▸ EXERCISE
Each line in the entries below that holds the string "title" is to be listed.

= = = = = = =

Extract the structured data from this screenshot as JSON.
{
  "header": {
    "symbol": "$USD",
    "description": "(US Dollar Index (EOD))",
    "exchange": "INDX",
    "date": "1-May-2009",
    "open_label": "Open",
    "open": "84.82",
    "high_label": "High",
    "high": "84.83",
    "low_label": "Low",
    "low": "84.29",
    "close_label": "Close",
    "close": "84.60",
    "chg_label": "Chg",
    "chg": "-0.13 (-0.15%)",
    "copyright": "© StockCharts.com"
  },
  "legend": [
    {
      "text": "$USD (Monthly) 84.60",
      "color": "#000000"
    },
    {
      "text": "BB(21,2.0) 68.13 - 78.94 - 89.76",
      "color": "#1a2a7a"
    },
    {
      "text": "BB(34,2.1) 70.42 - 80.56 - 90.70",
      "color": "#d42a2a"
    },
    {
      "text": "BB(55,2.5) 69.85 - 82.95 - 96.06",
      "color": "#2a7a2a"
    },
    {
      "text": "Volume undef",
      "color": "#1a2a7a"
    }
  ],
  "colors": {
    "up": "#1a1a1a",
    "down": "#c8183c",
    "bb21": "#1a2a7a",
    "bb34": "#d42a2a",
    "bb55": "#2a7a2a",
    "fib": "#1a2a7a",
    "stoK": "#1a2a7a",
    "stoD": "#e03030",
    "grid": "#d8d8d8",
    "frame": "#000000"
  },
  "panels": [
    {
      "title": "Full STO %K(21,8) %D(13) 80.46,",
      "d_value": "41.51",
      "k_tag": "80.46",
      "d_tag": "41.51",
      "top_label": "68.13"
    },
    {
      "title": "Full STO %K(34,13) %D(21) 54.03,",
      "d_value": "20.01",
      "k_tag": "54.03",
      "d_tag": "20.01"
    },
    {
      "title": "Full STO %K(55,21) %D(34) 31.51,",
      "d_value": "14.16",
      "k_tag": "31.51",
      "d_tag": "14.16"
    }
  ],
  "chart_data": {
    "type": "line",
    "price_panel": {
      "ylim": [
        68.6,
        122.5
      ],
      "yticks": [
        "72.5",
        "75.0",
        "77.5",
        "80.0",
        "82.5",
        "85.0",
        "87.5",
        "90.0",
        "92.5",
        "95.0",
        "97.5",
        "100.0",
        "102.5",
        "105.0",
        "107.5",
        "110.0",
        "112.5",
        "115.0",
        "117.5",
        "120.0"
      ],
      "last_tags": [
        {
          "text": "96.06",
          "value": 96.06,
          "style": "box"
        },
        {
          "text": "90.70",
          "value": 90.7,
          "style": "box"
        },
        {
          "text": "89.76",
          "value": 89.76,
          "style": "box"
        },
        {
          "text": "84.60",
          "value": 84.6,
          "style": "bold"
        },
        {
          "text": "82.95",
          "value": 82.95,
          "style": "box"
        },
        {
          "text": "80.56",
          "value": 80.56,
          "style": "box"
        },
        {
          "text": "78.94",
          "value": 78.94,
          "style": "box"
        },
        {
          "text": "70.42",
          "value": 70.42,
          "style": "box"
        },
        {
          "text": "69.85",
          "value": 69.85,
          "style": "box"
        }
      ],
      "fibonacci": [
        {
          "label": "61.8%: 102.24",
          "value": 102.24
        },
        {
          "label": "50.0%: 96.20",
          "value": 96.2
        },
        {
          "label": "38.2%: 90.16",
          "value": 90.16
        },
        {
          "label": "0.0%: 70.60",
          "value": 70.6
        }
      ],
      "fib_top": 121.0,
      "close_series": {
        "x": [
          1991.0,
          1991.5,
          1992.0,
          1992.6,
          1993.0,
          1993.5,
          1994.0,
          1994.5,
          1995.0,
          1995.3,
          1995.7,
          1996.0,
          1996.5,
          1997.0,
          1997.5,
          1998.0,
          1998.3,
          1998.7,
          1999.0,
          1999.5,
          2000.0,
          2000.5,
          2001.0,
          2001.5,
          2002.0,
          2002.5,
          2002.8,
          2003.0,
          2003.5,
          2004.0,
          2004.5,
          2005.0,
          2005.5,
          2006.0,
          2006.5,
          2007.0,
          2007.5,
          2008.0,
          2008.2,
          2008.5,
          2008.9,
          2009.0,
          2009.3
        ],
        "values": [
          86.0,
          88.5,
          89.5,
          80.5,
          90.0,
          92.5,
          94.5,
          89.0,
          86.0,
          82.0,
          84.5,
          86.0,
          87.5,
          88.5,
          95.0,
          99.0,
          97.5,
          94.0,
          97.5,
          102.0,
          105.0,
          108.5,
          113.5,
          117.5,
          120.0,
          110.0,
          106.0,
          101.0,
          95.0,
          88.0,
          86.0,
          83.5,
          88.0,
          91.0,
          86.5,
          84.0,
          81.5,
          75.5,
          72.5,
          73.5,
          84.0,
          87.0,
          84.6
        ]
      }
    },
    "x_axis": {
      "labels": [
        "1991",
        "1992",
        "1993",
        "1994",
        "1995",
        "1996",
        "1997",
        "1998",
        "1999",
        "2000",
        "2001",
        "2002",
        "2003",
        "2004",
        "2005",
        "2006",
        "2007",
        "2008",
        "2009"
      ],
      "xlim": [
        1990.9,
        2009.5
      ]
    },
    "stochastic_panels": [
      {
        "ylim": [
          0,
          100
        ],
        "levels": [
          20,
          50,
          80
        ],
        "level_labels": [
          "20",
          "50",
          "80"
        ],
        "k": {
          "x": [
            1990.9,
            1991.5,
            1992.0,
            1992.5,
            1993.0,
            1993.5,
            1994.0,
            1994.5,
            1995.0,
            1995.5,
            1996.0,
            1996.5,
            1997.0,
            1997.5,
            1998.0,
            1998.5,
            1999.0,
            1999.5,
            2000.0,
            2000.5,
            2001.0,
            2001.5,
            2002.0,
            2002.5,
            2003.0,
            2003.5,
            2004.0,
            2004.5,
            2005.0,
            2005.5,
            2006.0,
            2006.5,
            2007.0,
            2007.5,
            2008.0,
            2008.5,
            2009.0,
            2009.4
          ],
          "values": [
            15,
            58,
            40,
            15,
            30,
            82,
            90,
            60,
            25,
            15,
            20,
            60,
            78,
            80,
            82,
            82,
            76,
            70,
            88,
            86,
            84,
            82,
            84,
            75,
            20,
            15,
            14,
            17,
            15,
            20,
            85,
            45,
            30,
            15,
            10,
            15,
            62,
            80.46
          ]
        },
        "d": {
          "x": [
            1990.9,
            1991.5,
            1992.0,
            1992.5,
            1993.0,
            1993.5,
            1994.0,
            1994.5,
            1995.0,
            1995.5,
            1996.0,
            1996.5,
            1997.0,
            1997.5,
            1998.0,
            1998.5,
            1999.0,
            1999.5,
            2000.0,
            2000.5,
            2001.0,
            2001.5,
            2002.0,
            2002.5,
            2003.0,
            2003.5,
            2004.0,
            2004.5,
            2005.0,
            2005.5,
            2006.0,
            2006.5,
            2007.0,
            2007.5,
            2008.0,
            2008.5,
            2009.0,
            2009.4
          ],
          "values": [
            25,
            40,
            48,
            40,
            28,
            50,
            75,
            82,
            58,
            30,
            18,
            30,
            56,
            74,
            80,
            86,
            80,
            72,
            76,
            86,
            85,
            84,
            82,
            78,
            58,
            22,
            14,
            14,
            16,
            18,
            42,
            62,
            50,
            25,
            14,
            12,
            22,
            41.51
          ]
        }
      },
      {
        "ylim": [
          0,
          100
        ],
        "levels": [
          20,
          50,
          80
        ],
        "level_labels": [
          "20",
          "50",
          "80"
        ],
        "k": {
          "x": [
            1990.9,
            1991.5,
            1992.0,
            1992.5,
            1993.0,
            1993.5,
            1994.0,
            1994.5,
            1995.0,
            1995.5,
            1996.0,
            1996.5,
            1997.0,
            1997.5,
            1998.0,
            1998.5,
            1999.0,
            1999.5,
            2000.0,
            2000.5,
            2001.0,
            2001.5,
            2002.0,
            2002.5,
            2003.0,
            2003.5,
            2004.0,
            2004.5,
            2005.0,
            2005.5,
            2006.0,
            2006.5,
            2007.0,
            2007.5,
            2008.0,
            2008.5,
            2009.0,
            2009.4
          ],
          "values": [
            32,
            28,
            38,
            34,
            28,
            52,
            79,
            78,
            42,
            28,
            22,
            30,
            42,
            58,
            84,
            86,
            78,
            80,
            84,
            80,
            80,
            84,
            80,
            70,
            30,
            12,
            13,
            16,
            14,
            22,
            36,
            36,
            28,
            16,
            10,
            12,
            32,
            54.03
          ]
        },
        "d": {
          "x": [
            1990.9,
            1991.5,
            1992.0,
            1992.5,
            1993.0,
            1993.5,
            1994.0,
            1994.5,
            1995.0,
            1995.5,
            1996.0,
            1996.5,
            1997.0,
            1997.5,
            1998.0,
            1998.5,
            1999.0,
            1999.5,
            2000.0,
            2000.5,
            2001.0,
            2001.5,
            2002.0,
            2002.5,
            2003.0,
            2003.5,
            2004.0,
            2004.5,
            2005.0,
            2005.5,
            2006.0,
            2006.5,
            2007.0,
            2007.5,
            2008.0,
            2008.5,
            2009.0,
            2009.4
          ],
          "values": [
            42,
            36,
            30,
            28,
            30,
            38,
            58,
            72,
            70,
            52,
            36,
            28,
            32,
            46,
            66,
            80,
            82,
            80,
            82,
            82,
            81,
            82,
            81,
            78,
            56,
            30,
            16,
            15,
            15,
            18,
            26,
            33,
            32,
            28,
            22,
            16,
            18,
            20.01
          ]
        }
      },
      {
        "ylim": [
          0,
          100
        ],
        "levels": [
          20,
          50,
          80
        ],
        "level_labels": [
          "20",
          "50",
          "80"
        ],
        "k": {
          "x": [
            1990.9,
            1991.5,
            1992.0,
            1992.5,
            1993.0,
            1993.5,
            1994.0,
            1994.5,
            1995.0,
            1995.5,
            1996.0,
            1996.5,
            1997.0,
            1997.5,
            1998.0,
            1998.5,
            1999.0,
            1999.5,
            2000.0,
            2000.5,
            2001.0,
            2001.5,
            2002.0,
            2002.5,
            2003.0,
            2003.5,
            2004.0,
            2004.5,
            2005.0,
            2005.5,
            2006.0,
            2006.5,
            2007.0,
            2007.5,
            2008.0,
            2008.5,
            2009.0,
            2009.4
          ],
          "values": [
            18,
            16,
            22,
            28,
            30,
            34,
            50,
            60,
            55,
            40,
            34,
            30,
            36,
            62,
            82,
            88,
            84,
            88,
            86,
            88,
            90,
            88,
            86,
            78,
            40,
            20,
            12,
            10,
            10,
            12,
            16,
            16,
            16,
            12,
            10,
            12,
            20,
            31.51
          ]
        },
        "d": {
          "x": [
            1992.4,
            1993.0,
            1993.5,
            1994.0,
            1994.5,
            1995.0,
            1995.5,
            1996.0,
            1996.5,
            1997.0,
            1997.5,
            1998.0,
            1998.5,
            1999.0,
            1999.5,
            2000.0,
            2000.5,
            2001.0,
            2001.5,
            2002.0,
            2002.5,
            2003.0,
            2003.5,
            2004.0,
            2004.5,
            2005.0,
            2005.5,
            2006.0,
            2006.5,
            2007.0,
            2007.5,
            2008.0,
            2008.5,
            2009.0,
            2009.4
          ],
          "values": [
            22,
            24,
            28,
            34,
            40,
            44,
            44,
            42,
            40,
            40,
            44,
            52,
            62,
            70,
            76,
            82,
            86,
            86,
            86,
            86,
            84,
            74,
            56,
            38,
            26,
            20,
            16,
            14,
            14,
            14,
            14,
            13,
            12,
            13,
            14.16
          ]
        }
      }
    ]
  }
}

= = = = = = =

▸ TASK OUTPUT
      "title": "Full STO %K(21,8) %D(13) 80.46,",
      "title": "Full STO %K(34,13) %D(21) 54.03,",
      "title": "Full STO %K(55,21) %D(34) 31.51,",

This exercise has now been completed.